Required task: Pull out from the material below all lines with "Lord".

(Recorded data)
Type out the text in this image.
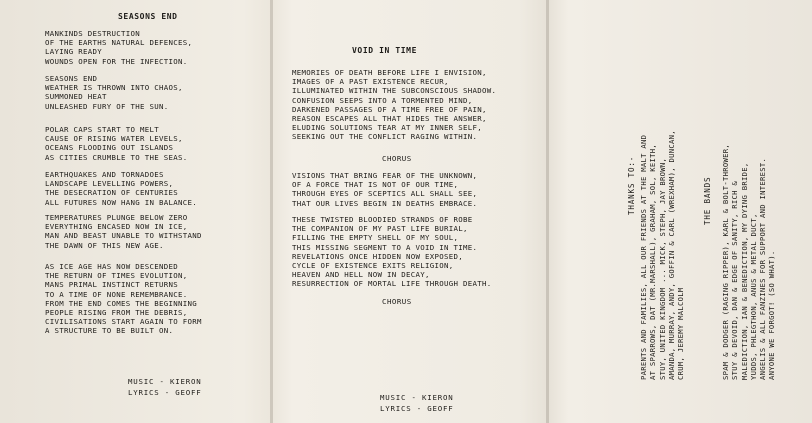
SEASONS END
MANKINDS DESTRUCTION
OF THE EARTHS NATURAL DEFENCES,
LAYING READY
WOUNDS OPEN FOR THE INFECTION.
SEASONS END
WEATHER IS THROWN INTO CHAOS,
SUMMONED HEAT
UNLEASHED FURY OF THE SUN.
POLAR CAPS START TO MELT
CAUSE OF RISING WATER LEVELS,
OCEANS FLOODING OUT ISLANDS
AS CITIES CRUMBLE TO THE SEAS.
EARTHQUAKES AND TORNADOES
LANDSCAPE LEVELLING POWERS,
THE DESECRATION OF CENTURIES
ALL FUTURES NOW HANG IN BALANCE.
TEMPERATURES PLUNGE BELOW ZERO
EVERYTHING ENCASED NOW IN ICE,
MAN AND BEAST UNABLE TO WITHSTAND
THE DAWN OF THIS NEW AGE.
AS ICE AGE HAS NOW DESCENDED
THE RETURN OF TIMES EVOLUTION,
MANS PRIMAL INSTINCT RETURNS
TO A TIME OF NONE REMEMBRANCE.
FROM THE END COMES THE BEGINNING
PEOPLE RISING FROM THE DEBRIS,
CIVILISATIONS START AGAIN TO FORM
A STRUCTURE TO BE BUILT ON.
MUSIC - KIERON
LYRICS - GEOFF
VOID IN TIME
MEMORIES OF DEATH BEFORE LIFE I ENVISION,
IMAGES OF A PAST EXISTENCE RECUR,
ILLUMINATED WITHIN THE SUBCONSCIOUS SHADOW.
CONFUSION SEEPS INTO A TORMENTED MIND,
DARKENED PASSAGES OF A TIME FREE OF PAIN,
REASON ESCAPES ALL THAT HIDES THE ANSWER,
ELUDING SOLUTIONS TEAR AT MY INNER SELF,
SEEKING OUT THE CONFLICT RAGING WITHIN.
CHORUS
VISIONS THAT BRING FEAR OF THE UNKNOWN,
OF A FORCE THAT IS NOT OF OUR TIME,
THROUGH EYES OF SCEPTICS ALL SHALL SEE,
THAT OUR LIVES BEGIN IN DEATHS EMBRACE.
THESE TWISTED BLOODIED STRANDS OF ROBE
THE COMPANION OF MY PAST LIFE BURIAL,
FILLING THE EMPTY SHELL OF MY SOUL,
THIS MISSING SEGMENT TO A VOID IN TIME.
REVELATIONS ONCE HIDDEN NOW EXPOSED,
CYCLE OF EXISTENCE EXITS RELIGION,
HEAVEN AND HELL NOW IN DECAY,
RESURRECTION OF MORTAL LIFE THROUGH DEATH.
CHORUS
MUSIC - KIERON
LYRICS - GEOFF
THANKS TO:- PARENTS AND FAMILIES, ALL OUR FRIENDS AT THE MALT AND AT SPARROWS, DAT (MR.MARSHALL), GRAHAM, SOL, KEITH, STUY, UNITED KINGDOM ... MICK, STEPH, JAY BROWN, AMANDA, MURRAY, ANDY, GOFFIN & CARL (WREXHAM), DUNCAN, CRUM, JEREMY MALCOLM
THE BANDS SPAM & DODGER (RAGING RIPPER), KARL & BOLT-THROWER, STUY & DEVOID, DAN & EDGE OF SANITY, RICH & MALEDICTION, IAN & BENEDICTION, MY DYING BRIDE, YUDDS, PHLEGTHON, ANUS & METAL DUCT, ANGELIS & ALL FANZINES FOR SUPPORT AND INTEREST. ANYONE WE FORGOT! (SO WHAT).
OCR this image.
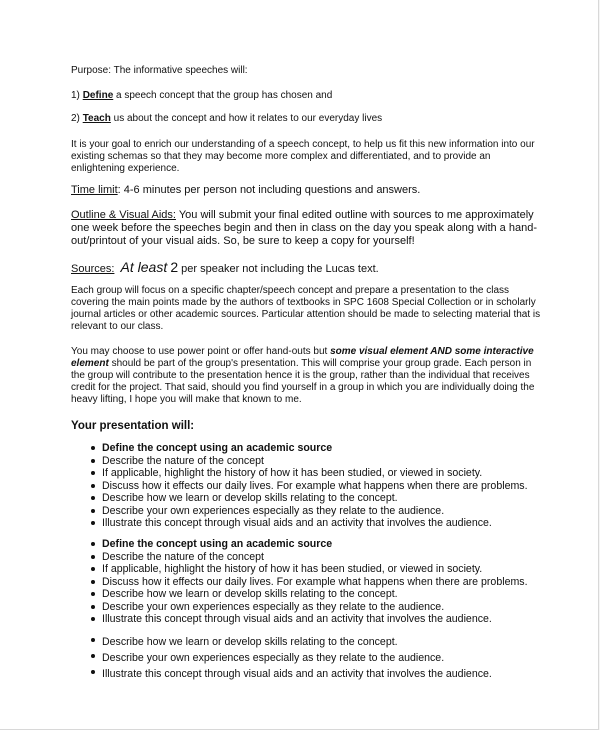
Purpose: The informative speeches will:

1) Define a speech concept that the group has chosen and

2) Teach us about the concept and how it relates to our everyday lives

It is your goal to enrich our understanding of a speech concept, to help us fit this new information into our existing schemas so that they may become more complex and differentiated, and to provide an enlightening experience.

Time limit: 4-6 minutes per person not including questions and answers.

Outline & Visual Aids: You will submit your final edited outline with sources to me approximately one week before the speeches begin and then in class on the day you speak along with a hand-out/printout of your visual aids. So, be sure to keep a copy for yourself!

Sources: At least 2 per speaker not including the Lucas text.

Each group will focus on a specific chapter/speech concept and prepare a presentation to the class covering the main points made by the authors of textbooks in SPC 1608 Special Collection or in scholarly journal articles or other academic sources. Particular attention should be made to selecting material that is relevant to our class.

You may choose to use power point or offer hand-outs but some visual element AND some interactive element should be part of the group's presentation. This will comprise your group grade. Each person in the group will contribute to the presentation hence it is the group, rather than the individual that receives credit for the project. That said, should you find yourself in a group in which you are individually doing the heavy lifting, I hope you will make that known to me.

Your presentation will:

Define the concept using an academic source
Describe the nature of the concept
If applicable, highlight the history of how it has been studied, or viewed in society.
Discuss how it effects our daily lives. For example what happens when there are problems.
Describe how we learn or develop skills relating to the concept.
Describe your own experiences especially as they relate to the audience.
Illustrate this concept through visual aids and an activity that involves the audience.
Define the concept using an academic source
Describe the nature of the concept
If applicable, highlight the history of how it has been studied, or viewed in society.
Discuss how it effects our daily lives. For example what happens when there are problems.
Describe how we learn or develop skills relating to the concept.
Describe your own experiences especially as they relate to the audience.
Illustrate this concept through visual aids and an activity that involves the audience.
Describe how we learn or develop skills relating to the concept.
Describe your own experiences especially as they relate to the audience.
Illustrate this concept through visual aids and an activity that involves the audience.
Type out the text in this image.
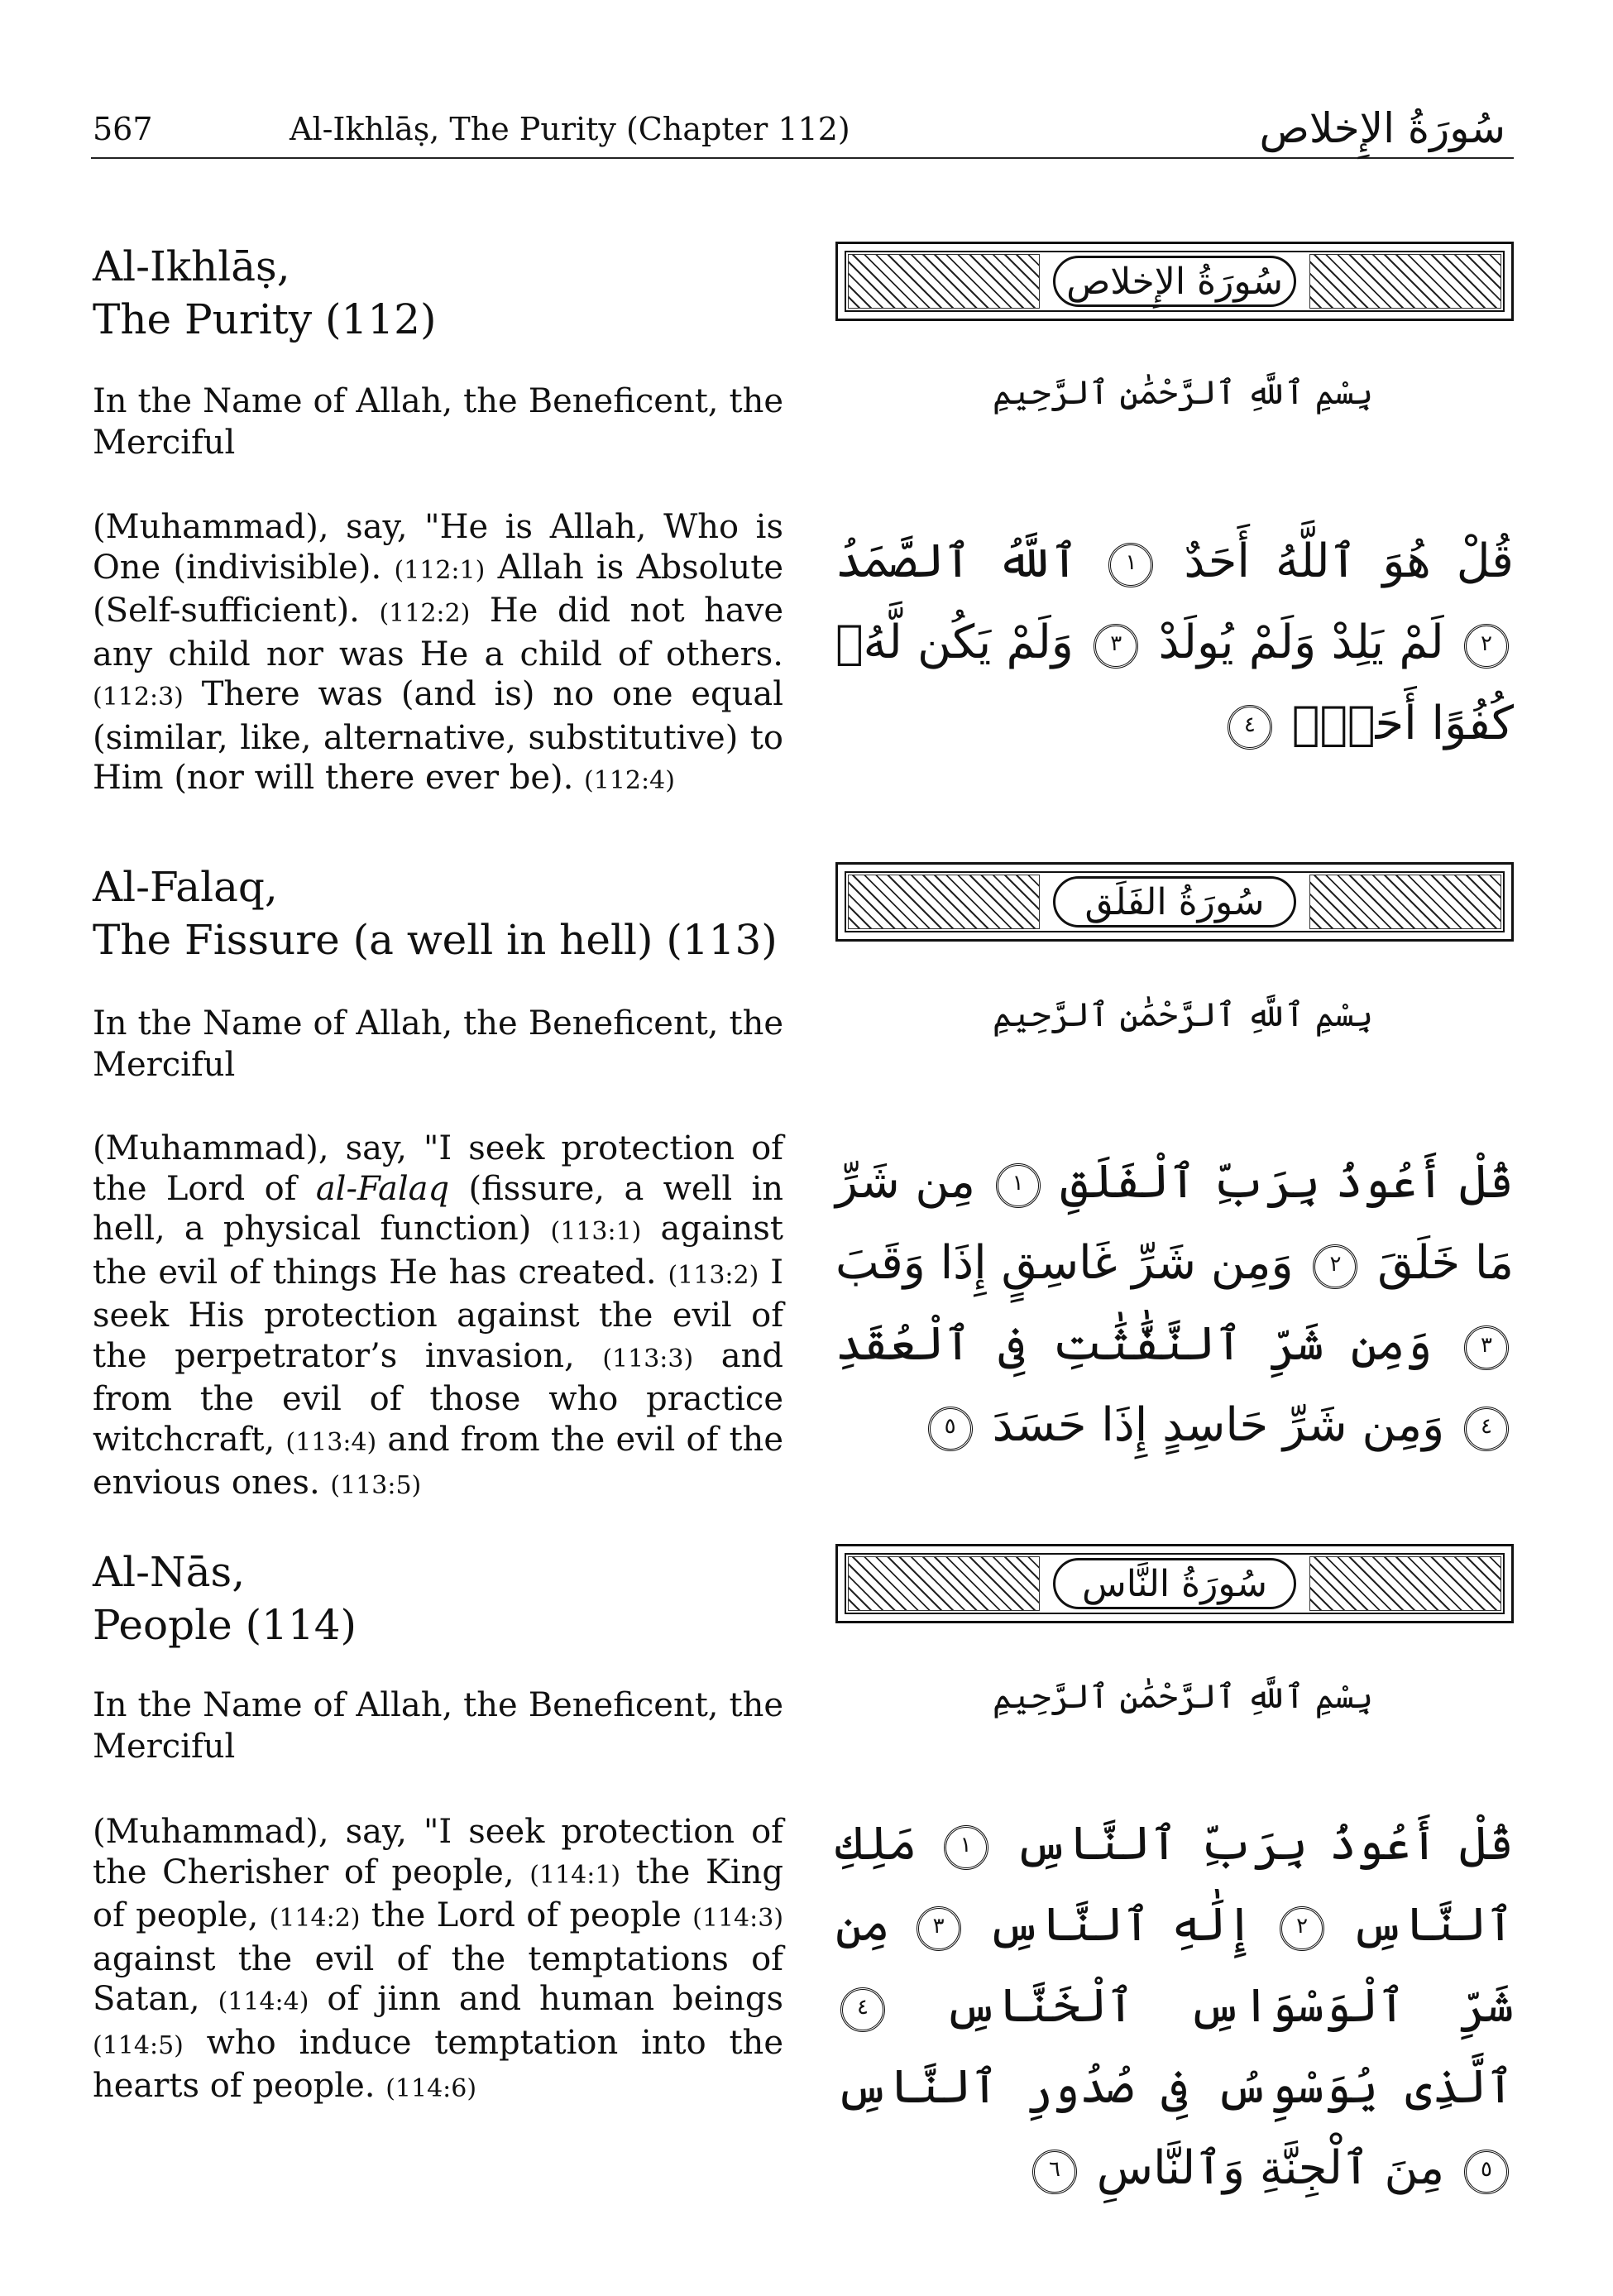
567	Al-Ikhlāṣ, The Purity (Chapter 112)	سُورَةُ الإِخلاص
Al-Ikhlāṣ,
The Purity (112)
سُورَةُ الإِخلاص
In the Name of Allah, the Beneficent, the Merciful
بِسْمِ ٱللَّهِ ٱلرَّحْمَٰنِ ٱلرَّحِيمِ
(Muhammad), say, "He is Allah, Who is One (indivisible). (112:1) Allah is Absolute (Self-sufficient). (112:2) He did not have any child nor was He a child of others. (112:3) There was (and is) no one equal (similar, like, alternative, substitutive) to Him (nor will there ever be). (112:4)
قُلْ هُوَ ٱللَّهُ أَحَدٌ ١ ٱللَّهُ ٱلصَّمَدُ ٢ لَمْ يَلِدْ وَلَمْ يُولَدْ ٣ وَلَمْ يَكُن لَّهُۥ كُفُوًا أَحَدٌۢ ٤
Al-Falaq,
The Fissure (a well in hell) (113)
سُورَةُ الفَلَق
In the Name of Allah, the Beneficent, the Merciful
بِسْمِ ٱللَّهِ ٱلرَّحْمَٰنِ ٱلرَّحِيمِ
(Muhammad), say, "I seek protection of the Lord of al-Falaq (fissure, a well in hell, a physical function) (113:1) against the evil of things He has created. (113:2) I seek His protection against the evil of the perpetrator’s invasion, (113:3) and from the evil of those who practice witchcraft, (113:4) and from the evil of the envious ones. (113:5)
قُلْ أَعُوذُ بِرَبِّ ٱلْفَلَقِ ١ مِن شَرِّ مَا خَلَقَ ٢ وَمِن شَرِّ غَاسِقٍ إِذَا وَقَبَ ٣ وَمِن شَرِّ ٱلنَّفَّٰثَٰتِ فِى ٱلْعُقَدِ ٤ وَمِن شَرِّ حَاسِدٍ إِذَا حَسَدَ ٥
Al-Nās,
People (114)
سُورَةُ النَّاس
In the Name of Allah, the Beneficent, the Merciful
بِسْمِ ٱللَّهِ ٱلرَّحْمَٰنِ ٱلرَّحِيمِ
(Muhammad), say, "I seek protection of the Cherisher of people, (114:1) the King of people, (114:2) the Lord of people (114:3) against the evil of the temptations of Satan, (114:4) of jinn and human beings (114:5) who induce temptation into the hearts of people. (114:6)
قُلْ أَعُوذُ بِرَبِّ ٱلنَّاسِ ١ مَلِكِ ٱلنَّاسِ ٢ إِلَٰهِ ٱلنَّاسِ ٣ مِن شَرِّ ٱلْوَسْوَاسِ ٱلْخَنَّاسِ ٤ ٱلَّذِى يُوَسْوِسُ فِى صُدُورِ ٱلنَّاسِ ٥ مِنَ ٱلْجِنَّةِ وَٱلنَّاسِ ٦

Solved problem:
(Muhammad), say, "I seek protection of the Lord of al-Falaq (fissure, a well in hell, a physical function) (113:1) against the evil of things He has created. (113:2) I seek His protection against the evil of the perpetrator’s invasion, (113:3) and from the evil of those who practice witchcraft, (113:4) and from the evil of the envious ones. (113:5)
(Muhammad), say, "I seek protection of the Cherisher of people, (114:1) the King of people, (114:2) the Lord of people (114:3) against the evil of the temptations of Satan, (114:4) of jinn and human beings (114:5) who induce temptation into the hearts of people. (114:6)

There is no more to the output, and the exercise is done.